Text shown start

OPINION
THE
EDITORIAL BOARD
There Are No Lone Wolves
Nov. 19,
2022
https://www.nytimes.com/2022/11/19/opinion/us-white-supremacy-violence.html
By The
Editorial Board
The
editorial board is a group of opinion journalists whose views are informed by
expertise, research, debate and certain longstanding values. It is separate
from the newsroom.
This
editorial is the third in a series, “The Danger Within,” urging readers to
understand the danger of extremist violence and possible solutions. Read more
about the series in a note from Kathleen Kingsbury, the Times Opinion editor.
Sometime in
May 2020, Payton Gendron, a 16-year-old in upstate New York, was browsing the
website 4chan when he came across a GIF.
It was
taken from a livestream recording made the previous year by a gunman as he
killed 51 people and wounded more than 40 others at two mosques in
Christchurch, New Zealand. The killer had written a manifesto explaining that
he was motivated by the fear of great replacement theory, the racist belief
that secretive forces are importing nonwhite people to dilute countries’ white
majorities.
Seeing the
video and the manifesto “started my real research into the problems with
immigration and foreigners in our white lands — without his livestream I would
likely have no idea about the real problems the West is facing,” Mr. Gendron
wrote in his own manifesto, posted on the internet shortly before, officials
say, he drove to a Tops grocery store in Buffalo and carried out a massacre of
his own that left 10 Black people dead.
The
authorities say Mr. Gendron’s attack in May mimicked the massacre in
Christchurch not just in its motivation but also in tactics. He reduced his
caloric intake and cataloged his diet to prepare physically, as the
Christchurch killer did. He practiced shooting. He wrote slogans on his rifle,
as the Christchurch gunman did. He livestreamed his attack with a GoPro camera
attached to his helmet, with the idea of inspiring other attacks by fellow
extremists. Mr. Gendron’s screed ran to 180 pages, with 23 percent of those pages
copied word-for-word from the Christchurch killer’s manifesto, according to an
investigative report on the attacks released last month by New York’s attorney
general, Letitia James.

Text shown end

- **Exercise tasks**:
1 – Repeat the part of the editorial that opens with the words containing "Sometime in" and closes with "majorities.", copying it word for word.
2 – Relabel "Circle shape" as "Round marker" in the part of the rows that opens with the line containing "Circle shape — [152, 127, 156, 133]" and closes with the line containing "Bar — [165, 136, 247, 162]". Change nothing else, and give back only those lines.
The rows after this editorial are separate material and have no connection to it.

Provided records start

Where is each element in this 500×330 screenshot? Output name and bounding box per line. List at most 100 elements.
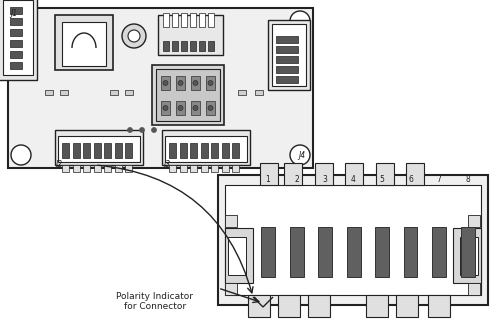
Circle shape — [152, 127, 156, 133]
Circle shape — [208, 81, 213, 85]
Bar — [62, 22, 106, 66]
Bar — [72, 143, 80, 158]
Bar — [200, 143, 207, 158]
Bar — [181, 41, 187, 51]
Bar — [8, 8, 313, 168]
Circle shape — [193, 106, 198, 111]
Bar — [181, 13, 187, 27]
Bar — [432, 227, 446, 277]
Circle shape — [128, 127, 132, 133]
Text: J1: J1 — [10, 9, 17, 18]
Bar — [211, 143, 218, 158]
Bar — [225, 185, 481, 295]
Bar — [3, 0, 33, 75]
Bar — [206, 101, 215, 115]
Bar — [190, 13, 196, 27]
Bar — [172, 13, 178, 27]
Bar — [406, 163, 424, 185]
Bar — [83, 165, 90, 172]
Bar — [161, 76, 170, 90]
Circle shape — [11, 145, 31, 165]
Bar — [114, 165, 121, 172]
Circle shape — [193, 81, 198, 85]
Bar — [45, 90, 53, 95]
Bar — [276, 56, 298, 63]
Bar — [165, 136, 247, 162]
Bar — [191, 76, 200, 90]
Bar — [278, 295, 300, 317]
Text: J2: J2 — [55, 160, 62, 169]
Bar — [318, 227, 332, 277]
Bar — [190, 143, 197, 158]
Bar — [272, 24, 306, 86]
Circle shape — [128, 30, 140, 42]
Bar — [163, 41, 169, 51]
Bar — [232, 143, 239, 158]
Bar — [125, 143, 132, 158]
Bar — [60, 90, 68, 95]
Bar — [208, 41, 214, 51]
Bar — [290, 227, 304, 277]
Circle shape — [163, 81, 168, 85]
Text: 5: 5 — [380, 176, 384, 184]
Bar — [156, 69, 220, 121]
Text: 1: 1 — [266, 176, 270, 184]
Bar — [315, 163, 333, 185]
Bar — [248, 295, 270, 317]
Bar — [10, 62, 22, 69]
Bar — [180, 143, 186, 158]
Bar — [125, 90, 133, 95]
Bar — [55, 15, 113, 70]
Circle shape — [140, 127, 144, 133]
Bar — [169, 143, 176, 158]
Bar — [110, 90, 118, 95]
Bar — [176, 101, 185, 115]
Bar — [62, 165, 69, 172]
Bar — [345, 163, 363, 185]
Bar — [62, 143, 69, 158]
Bar — [396, 295, 418, 317]
Bar — [261, 227, 275, 277]
Bar — [218, 175, 488, 305]
Bar — [190, 165, 197, 172]
Bar — [238, 90, 246, 95]
Bar — [83, 143, 90, 158]
Bar — [225, 228, 253, 283]
Text: J4: J4 — [298, 151, 305, 160]
Bar — [152, 65, 224, 125]
Bar — [10, 29, 22, 36]
Bar — [460, 237, 478, 275]
Text: J3: J3 — [163, 160, 170, 169]
Text: 8: 8 — [465, 176, 470, 184]
Circle shape — [290, 11, 310, 31]
Bar — [460, 227, 474, 277]
Bar — [308, 295, 330, 317]
Bar — [376, 163, 394, 185]
Bar — [191, 101, 200, 115]
Bar — [162, 130, 250, 165]
Text: 7: 7 — [436, 176, 442, 184]
Bar — [199, 41, 205, 51]
Bar — [190, 41, 196, 51]
Circle shape — [178, 81, 183, 85]
Bar — [284, 163, 302, 185]
Text: Polarity Indicator
for Connector: Polarity Indicator for Connector — [116, 292, 194, 312]
Bar — [163, 13, 169, 27]
Bar — [404, 227, 417, 277]
Circle shape — [208, 106, 213, 111]
Bar — [255, 90, 263, 95]
Text: 2: 2 — [294, 176, 299, 184]
Bar — [176, 76, 185, 90]
Bar — [58, 136, 140, 162]
Text: 3: 3 — [322, 176, 328, 184]
Circle shape — [178, 106, 183, 111]
Bar — [222, 143, 228, 158]
Bar — [114, 143, 121, 158]
Bar — [428, 295, 450, 317]
Bar — [211, 165, 218, 172]
Bar — [206, 76, 215, 90]
Bar — [468, 215, 480, 227]
Bar — [104, 165, 111, 172]
Bar — [180, 165, 186, 172]
Bar — [172, 41, 178, 51]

Provided records end

- **Answers to the tasks**:
1 –
Sometime in
May 2020, Payton Gendron, a 16-year-old in upstate New York, was browsing the
website 4chan when he came across a GIF.
It was
taken from a livestream recording made the previous year by a gunman as he
killed 51 people and wounded more than 40 others at two mosques in
Christchurch, New Zealand. The killer had written a manifesto explaining that
he was motivated by the fear of great replacement theory, the racist belief
that secretive forces are importing nonwhite people to dilute countries’ white
majorities.

2 –
Round marker — [152, 127, 156, 133]
Round marker — [208, 81, 213, 85]
Bar — [62, 22, 106, 66]
Bar — [72, 143, 80, 158]
Bar — [200, 143, 207, 158]
Bar — [181, 41, 187, 51]
Bar — [8, 8, 313, 168]
Round marker — [193, 106, 198, 111]
Bar — [181, 13, 187, 27]
Bar — [432, 227, 446, 277]
Round marker — [128, 127, 132, 133]
Text: J1: J1 — [10, 9, 17, 18]
Bar — [211, 143, 218, 158]
Bar — [225, 185, 481, 295]
Bar — [3, 0, 33, 75]
Bar — [206, 101, 215, 115]
Bar — [190, 13, 196, 27]
Bar — [172, 13, 178, 27]
Bar — [406, 163, 424, 185]
Bar — [83, 165, 90, 172]
Bar — [161, 76, 170, 90]
Round marker — [11, 145, 31, 165]
Bar — [114, 165, 121, 172]
Round marker — [193, 81, 198, 85]
Bar — [45, 90, 53, 95]
Bar — [276, 56, 298, 63]
Bar — [165, 136, 247, 162]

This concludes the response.